RECORDED INFORMATION =
──────────

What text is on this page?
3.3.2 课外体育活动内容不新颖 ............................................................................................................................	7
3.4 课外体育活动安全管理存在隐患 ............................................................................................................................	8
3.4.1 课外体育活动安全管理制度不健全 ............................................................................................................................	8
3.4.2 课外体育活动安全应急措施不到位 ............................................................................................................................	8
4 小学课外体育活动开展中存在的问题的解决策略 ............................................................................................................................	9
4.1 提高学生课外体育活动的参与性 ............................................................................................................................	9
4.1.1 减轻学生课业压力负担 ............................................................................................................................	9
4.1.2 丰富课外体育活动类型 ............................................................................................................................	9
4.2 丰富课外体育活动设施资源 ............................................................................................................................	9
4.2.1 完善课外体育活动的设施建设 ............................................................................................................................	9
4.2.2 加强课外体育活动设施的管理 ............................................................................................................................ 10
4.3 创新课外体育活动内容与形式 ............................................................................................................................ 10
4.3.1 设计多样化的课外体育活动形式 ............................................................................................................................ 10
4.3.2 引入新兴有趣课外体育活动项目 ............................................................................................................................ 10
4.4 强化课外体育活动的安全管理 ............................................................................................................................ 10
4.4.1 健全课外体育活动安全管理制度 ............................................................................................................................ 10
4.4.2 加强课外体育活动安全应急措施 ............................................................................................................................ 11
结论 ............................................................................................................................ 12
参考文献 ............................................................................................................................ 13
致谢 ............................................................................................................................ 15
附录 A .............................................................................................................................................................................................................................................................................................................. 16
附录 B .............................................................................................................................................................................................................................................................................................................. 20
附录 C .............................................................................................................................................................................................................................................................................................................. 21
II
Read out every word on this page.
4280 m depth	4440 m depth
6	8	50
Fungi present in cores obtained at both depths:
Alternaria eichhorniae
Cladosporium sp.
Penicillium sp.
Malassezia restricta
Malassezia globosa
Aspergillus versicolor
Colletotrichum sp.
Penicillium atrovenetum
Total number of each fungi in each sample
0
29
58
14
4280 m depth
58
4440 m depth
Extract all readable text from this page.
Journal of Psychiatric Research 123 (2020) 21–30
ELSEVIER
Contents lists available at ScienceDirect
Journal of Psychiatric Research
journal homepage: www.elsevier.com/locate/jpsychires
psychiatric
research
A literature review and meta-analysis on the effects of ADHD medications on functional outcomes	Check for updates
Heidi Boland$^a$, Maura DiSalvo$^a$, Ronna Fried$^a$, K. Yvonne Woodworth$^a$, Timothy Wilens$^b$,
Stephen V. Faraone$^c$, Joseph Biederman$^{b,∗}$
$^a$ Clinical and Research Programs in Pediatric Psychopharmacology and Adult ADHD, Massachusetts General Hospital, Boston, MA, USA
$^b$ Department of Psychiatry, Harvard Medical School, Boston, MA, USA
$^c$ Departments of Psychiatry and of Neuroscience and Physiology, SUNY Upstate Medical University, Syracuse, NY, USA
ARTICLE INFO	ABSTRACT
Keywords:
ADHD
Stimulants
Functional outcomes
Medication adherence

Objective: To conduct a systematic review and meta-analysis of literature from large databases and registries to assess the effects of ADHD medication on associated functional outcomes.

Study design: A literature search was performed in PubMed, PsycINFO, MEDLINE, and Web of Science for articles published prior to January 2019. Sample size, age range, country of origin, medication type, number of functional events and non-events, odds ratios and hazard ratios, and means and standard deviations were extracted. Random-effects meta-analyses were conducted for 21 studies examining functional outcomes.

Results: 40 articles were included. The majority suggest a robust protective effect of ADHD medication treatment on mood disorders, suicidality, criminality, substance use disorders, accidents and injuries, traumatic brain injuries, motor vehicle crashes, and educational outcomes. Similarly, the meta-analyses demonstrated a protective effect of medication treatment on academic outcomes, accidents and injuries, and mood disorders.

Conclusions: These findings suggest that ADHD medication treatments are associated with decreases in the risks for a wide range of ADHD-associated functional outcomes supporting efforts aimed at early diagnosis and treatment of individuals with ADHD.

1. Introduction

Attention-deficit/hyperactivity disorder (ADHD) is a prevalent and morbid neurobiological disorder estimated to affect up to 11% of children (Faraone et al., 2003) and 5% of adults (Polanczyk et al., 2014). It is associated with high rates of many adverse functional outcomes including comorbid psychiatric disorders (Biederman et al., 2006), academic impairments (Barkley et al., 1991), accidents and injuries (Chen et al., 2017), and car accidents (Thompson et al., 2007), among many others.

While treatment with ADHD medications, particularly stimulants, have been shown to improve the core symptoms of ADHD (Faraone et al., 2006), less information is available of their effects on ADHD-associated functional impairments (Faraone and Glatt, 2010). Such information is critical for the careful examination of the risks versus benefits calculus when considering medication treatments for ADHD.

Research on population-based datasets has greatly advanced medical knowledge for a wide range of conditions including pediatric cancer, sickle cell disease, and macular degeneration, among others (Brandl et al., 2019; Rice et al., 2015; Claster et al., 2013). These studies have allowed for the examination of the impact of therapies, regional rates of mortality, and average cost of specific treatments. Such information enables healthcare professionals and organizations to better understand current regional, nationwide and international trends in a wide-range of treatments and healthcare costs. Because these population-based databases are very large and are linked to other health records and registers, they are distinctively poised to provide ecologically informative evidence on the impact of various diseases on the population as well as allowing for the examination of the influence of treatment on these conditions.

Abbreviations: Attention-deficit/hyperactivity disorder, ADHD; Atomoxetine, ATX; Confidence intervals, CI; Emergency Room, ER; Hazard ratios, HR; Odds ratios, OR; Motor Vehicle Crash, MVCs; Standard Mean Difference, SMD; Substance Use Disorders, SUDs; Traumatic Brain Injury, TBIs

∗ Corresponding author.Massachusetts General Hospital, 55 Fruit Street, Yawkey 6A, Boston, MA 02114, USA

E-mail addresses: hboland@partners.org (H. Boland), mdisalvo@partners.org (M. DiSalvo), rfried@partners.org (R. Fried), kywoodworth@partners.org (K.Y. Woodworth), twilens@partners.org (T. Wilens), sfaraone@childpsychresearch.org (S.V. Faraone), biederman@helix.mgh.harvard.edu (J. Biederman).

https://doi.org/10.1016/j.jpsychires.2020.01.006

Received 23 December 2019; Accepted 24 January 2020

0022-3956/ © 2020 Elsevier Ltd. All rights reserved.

──────────

INSTRUCTION = Find the word "deficit" in the data and show each line that holds it.

EXERCISE OUTPUT =
Attention-deficit/hyperactivity disorder (ADHD) is a prevalent and morbid neurobiological disorder estimated to affect up to 11% of children (Faraone et al., 2003) and 5% of adults (Polanczyk et al., 2014). It is associated with high rates of many adverse functional outcomes including comorbid psychiatric disorders (Biederman et al., 2006), academic impairments (Barkley et al., 1991), accidents and injuries (Chen et al., 2017), and car accidents (Thompson et al., 2007), among many others.
Abbreviations: Attention-deficit/hyperactivity disorder, ADHD; Atomoxetine, ATX; Confidence intervals, CI; Emergency Room, ER; Hazard ratios, HR; Odds ratios, OR; Motor Vehicle Crash, MVCs; Standard Mean Difference, SMD; Substance Use Disorders, SUDs; Traumatic Brain Injury, TBIs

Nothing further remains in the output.